Given information:
----

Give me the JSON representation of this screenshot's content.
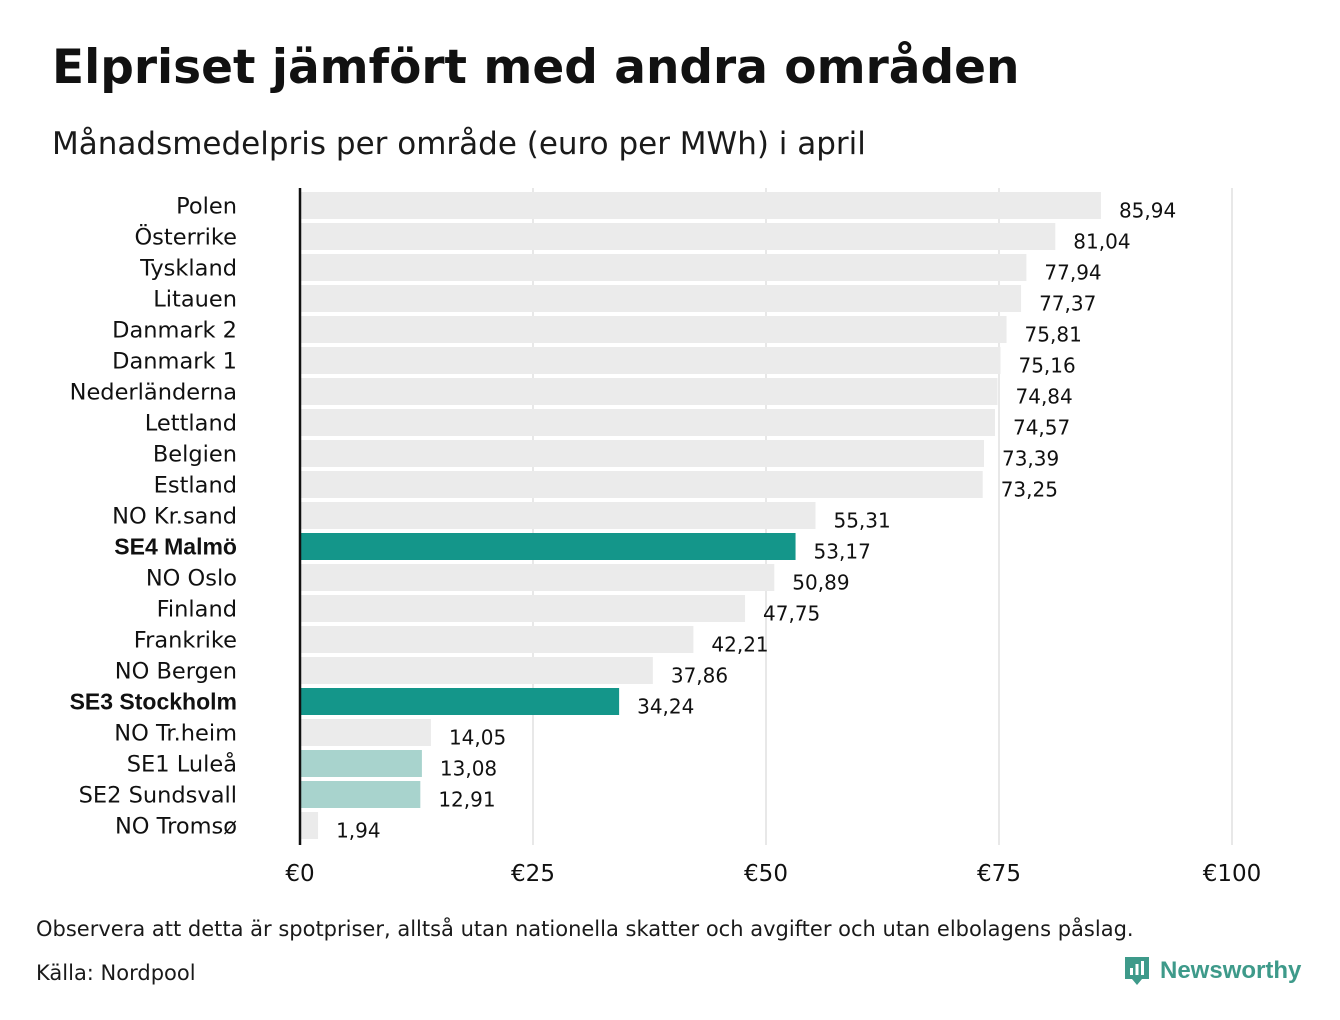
{
  "title": "Elpriset jämfört med andra områden",
  "subtitle": "Månadsmedelpris per område (euro per MWh) i april",
  "note": "Observera att detta är spotpriser, alltså utan nationella skatter och avgifter och utan elbolagens påslag.",
  "source": "Källa: Nordpool",
  "brand": {
    "name": "Newsworthy",
    "icon": "newsworthy-logo-icon",
    "color": "#3e9a8a"
  },
  "colors": {
    "default": "#ebebeb",
    "highlight": "#14968a",
    "secondary": "#a8d3cd",
    "grid": "#d0d0d0",
    "axis": "#111111"
  },
  "chart_data": {
    "type": "bar",
    "orientation": "horizontal",
    "categories": [
      "Polen",
      "Österrike",
      "Tyskland",
      "Litauen",
      "Danmark  2",
      "Danmark  1",
      "Nederländerna",
      "Lettland",
      "Belgien",
      "Estland",
      "NO Kr.sand",
      "SE4 Malmö",
      "NO Oslo",
      "Finland",
      "Frankrike",
      "NO Bergen",
      "SE3 Stockholm",
      "NO Tr.heim",
      "SE1  Luleå",
      "SE2  Sundsvall",
      "NO Tromsø"
    ],
    "values": [
      85.94,
      81.04,
      77.94,
      77.37,
      75.81,
      75.16,
      74.84,
      74.57,
      73.39,
      73.25,
      55.31,
      53.17,
      50.89,
      47.75,
      42.21,
      37.86,
      34.24,
      14.05,
      13.08,
      12.91,
      1.94
    ],
    "value_labels": [
      "85,94",
      "81,04",
      "77,94",
      "77,37",
      "75,81",
      "75,16",
      "74,84",
      "74,57",
      "73,39",
      "73,25",
      "55,31",
      "53,17",
      "50,89",
      "47,75",
      "42,21",
      "37,86",
      "34,24",
      "14,05",
      "13,08",
      "12,91",
      "1,94"
    ],
    "highlight": [
      "default",
      "default",
      "default",
      "default",
      "default",
      "default",
      "default",
      "default",
      "default",
      "default",
      "default",
      "highlight",
      "default",
      "default",
      "default",
      "default",
      "highlight",
      "default",
      "secondary",
      "secondary",
      "default"
    ],
    "bold_labels": [
      "SE4 Malmö",
      "SE3 Stockholm"
    ],
    "x_ticks": [
      0,
      25,
      50,
      75,
      100
    ],
    "x_tick_labels": [
      "€0",
      "€25",
      "€50",
      "€75",
      "€100"
    ],
    "xlim": [
      0,
      100
    ],
    "grid": true,
    "legend": "none"
  }
}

----

Find all the lines containing "highlight" in the material, then copy them.

    "highlight": "#14968a",
    "highlight": [
      "highlight",
      "highlight",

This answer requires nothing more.